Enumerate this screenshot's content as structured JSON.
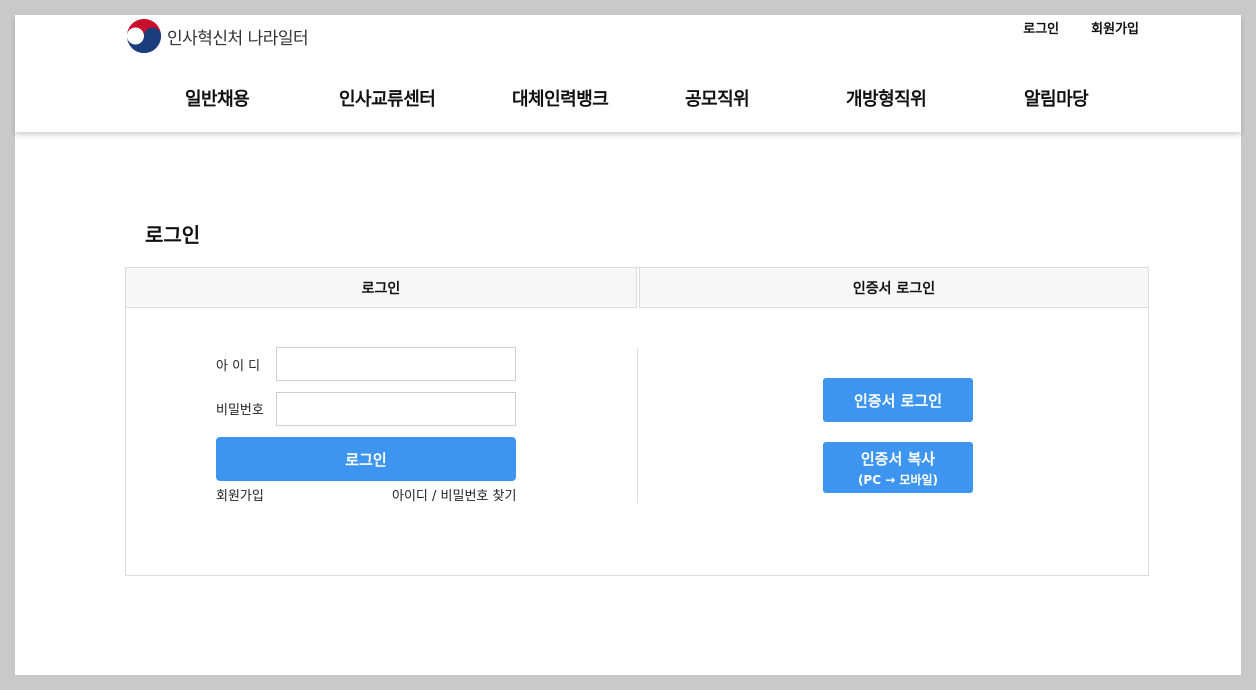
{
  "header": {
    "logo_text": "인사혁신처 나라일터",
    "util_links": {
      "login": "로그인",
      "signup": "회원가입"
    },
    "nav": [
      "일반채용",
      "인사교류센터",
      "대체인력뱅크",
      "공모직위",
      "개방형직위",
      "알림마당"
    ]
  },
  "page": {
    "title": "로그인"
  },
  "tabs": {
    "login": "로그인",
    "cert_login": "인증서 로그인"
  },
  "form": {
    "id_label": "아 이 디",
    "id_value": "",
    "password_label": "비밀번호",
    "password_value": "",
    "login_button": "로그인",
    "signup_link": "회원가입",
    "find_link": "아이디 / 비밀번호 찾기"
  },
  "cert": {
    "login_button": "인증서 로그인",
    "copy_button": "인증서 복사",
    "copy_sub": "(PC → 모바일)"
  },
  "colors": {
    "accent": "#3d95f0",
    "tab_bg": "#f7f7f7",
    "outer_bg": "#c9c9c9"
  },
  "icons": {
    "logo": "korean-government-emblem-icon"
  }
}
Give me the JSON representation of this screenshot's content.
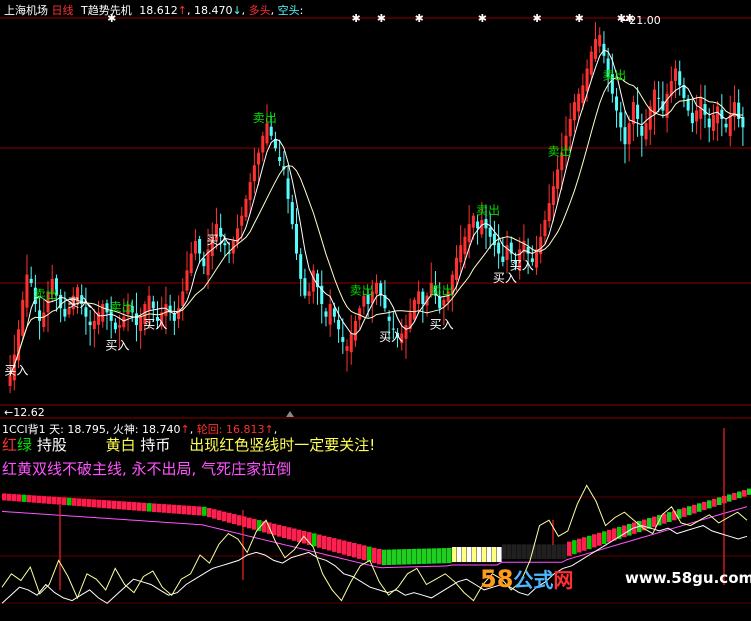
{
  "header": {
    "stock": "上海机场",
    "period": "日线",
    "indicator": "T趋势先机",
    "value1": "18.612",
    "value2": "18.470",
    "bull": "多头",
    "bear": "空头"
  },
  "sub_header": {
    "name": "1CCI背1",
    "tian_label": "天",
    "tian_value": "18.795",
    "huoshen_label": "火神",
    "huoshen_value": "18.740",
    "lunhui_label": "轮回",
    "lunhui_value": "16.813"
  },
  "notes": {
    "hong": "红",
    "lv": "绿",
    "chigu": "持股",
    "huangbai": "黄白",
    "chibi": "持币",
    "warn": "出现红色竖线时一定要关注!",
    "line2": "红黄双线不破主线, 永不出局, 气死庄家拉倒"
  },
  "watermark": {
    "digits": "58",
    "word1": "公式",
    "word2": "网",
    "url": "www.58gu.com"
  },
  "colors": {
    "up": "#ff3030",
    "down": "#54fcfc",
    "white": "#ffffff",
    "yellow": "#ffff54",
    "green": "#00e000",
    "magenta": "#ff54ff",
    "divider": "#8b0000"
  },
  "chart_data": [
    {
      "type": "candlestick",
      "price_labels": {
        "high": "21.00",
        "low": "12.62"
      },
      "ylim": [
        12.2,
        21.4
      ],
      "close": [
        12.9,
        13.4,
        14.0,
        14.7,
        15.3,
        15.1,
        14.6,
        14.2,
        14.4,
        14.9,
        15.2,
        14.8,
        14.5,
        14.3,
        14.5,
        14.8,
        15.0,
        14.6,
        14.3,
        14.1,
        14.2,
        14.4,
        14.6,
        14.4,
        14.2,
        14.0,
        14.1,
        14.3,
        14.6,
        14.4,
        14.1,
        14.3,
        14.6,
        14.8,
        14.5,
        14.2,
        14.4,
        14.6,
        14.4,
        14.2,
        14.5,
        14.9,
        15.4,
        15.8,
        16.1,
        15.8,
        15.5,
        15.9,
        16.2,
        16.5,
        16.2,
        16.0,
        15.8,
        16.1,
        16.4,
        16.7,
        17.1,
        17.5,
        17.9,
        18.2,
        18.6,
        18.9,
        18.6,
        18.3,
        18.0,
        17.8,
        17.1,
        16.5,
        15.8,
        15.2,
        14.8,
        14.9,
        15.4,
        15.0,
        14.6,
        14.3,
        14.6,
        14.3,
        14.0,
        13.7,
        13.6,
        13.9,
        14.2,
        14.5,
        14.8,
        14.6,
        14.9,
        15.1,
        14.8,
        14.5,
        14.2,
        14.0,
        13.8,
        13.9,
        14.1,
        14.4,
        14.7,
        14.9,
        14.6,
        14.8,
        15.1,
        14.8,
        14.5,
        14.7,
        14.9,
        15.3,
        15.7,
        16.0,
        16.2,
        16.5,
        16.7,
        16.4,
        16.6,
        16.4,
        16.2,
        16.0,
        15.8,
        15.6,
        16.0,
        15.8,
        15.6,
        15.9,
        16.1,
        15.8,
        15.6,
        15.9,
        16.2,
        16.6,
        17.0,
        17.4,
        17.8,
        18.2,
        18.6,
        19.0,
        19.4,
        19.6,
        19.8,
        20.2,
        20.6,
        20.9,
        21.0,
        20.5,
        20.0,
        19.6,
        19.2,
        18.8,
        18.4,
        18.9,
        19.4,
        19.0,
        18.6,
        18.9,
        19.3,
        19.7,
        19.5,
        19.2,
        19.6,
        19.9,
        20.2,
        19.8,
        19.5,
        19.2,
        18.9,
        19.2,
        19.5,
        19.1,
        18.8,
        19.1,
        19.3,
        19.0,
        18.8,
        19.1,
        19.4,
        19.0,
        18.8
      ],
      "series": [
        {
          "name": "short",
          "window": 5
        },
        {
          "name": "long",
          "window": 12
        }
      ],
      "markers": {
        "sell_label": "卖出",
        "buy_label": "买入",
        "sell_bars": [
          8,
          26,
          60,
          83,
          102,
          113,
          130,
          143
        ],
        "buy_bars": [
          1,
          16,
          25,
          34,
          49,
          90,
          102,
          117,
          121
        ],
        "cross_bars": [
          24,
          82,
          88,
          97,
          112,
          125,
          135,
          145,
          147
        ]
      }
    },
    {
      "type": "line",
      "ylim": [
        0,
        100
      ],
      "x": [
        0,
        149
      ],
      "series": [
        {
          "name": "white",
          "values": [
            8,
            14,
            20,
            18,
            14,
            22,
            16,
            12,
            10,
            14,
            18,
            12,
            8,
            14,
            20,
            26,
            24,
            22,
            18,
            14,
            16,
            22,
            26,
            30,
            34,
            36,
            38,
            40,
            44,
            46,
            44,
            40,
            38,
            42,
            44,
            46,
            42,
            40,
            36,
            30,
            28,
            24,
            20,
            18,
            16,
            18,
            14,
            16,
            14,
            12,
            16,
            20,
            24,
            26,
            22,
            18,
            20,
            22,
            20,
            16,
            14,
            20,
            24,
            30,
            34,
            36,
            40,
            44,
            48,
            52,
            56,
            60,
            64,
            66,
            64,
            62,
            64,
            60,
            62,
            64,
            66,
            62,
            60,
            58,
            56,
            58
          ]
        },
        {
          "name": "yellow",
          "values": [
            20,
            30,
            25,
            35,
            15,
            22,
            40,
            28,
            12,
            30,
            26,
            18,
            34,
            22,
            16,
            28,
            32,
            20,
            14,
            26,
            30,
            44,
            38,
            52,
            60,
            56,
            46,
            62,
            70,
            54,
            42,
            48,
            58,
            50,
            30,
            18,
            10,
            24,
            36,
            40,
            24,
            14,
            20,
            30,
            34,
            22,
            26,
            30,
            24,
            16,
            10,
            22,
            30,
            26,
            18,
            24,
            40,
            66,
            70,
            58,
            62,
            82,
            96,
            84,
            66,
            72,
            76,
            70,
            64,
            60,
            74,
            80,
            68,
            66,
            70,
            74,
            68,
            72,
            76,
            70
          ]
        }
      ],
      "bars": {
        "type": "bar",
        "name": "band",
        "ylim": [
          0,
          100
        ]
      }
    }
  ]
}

_ _ _

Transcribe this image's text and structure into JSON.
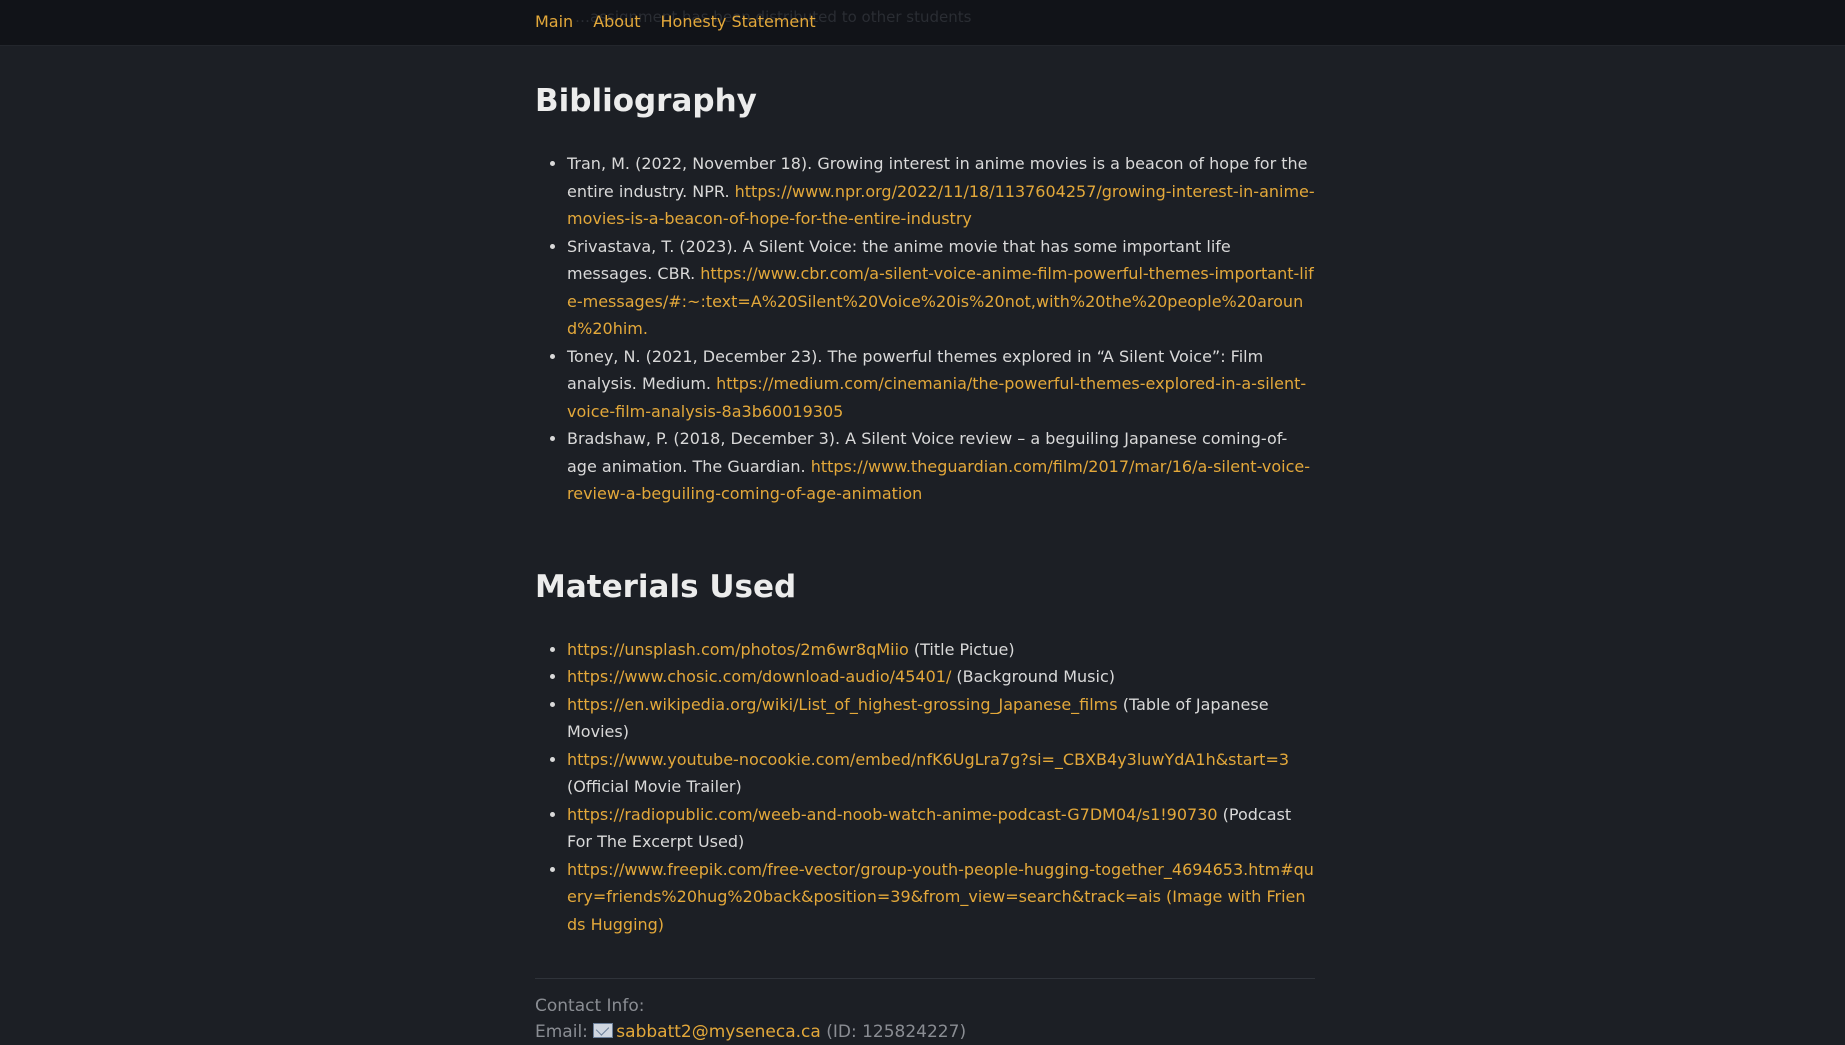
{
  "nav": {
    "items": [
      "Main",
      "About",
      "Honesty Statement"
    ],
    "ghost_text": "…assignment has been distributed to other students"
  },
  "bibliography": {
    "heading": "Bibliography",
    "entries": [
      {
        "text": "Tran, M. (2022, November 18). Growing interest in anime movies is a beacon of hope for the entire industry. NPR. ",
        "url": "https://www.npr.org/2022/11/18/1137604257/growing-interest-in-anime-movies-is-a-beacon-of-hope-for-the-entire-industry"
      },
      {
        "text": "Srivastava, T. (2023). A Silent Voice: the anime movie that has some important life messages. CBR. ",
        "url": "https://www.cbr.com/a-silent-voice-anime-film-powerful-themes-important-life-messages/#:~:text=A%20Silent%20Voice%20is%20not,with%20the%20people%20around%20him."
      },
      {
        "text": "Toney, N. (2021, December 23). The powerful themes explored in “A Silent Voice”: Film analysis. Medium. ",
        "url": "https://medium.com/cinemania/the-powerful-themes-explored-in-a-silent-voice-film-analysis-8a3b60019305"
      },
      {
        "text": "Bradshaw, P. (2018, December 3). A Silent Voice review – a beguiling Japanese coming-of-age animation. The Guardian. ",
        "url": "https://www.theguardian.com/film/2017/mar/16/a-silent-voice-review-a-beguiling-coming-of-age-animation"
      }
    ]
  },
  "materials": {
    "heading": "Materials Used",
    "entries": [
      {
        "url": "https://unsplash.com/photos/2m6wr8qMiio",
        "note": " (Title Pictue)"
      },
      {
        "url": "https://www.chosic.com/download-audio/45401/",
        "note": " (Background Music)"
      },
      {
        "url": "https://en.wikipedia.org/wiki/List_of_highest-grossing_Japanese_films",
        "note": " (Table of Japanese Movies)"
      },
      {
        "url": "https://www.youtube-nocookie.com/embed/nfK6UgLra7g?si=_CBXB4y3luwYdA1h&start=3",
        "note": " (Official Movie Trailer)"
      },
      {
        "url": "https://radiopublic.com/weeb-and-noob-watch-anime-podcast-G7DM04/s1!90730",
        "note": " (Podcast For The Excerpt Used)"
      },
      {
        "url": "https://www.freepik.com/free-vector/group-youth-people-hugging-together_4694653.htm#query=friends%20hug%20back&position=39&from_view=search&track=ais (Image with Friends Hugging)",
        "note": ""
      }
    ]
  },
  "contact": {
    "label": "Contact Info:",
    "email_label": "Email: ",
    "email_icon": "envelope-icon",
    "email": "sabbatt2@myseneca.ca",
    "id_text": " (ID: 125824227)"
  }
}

_ _ _

* **Problem details**
Copy out all lines that carry the word "beguiling".

* **Answer**
        "text": "Bradshaw, P. (2018, December 3). A Silent Voice review – a beguiling Japanese coming-of-age animation. The Guardian. ",
        "url": "https://www.theguardian.com/film/2017/mar/16/a-silent-voice-review-a-beguiling-coming-of-age-animation"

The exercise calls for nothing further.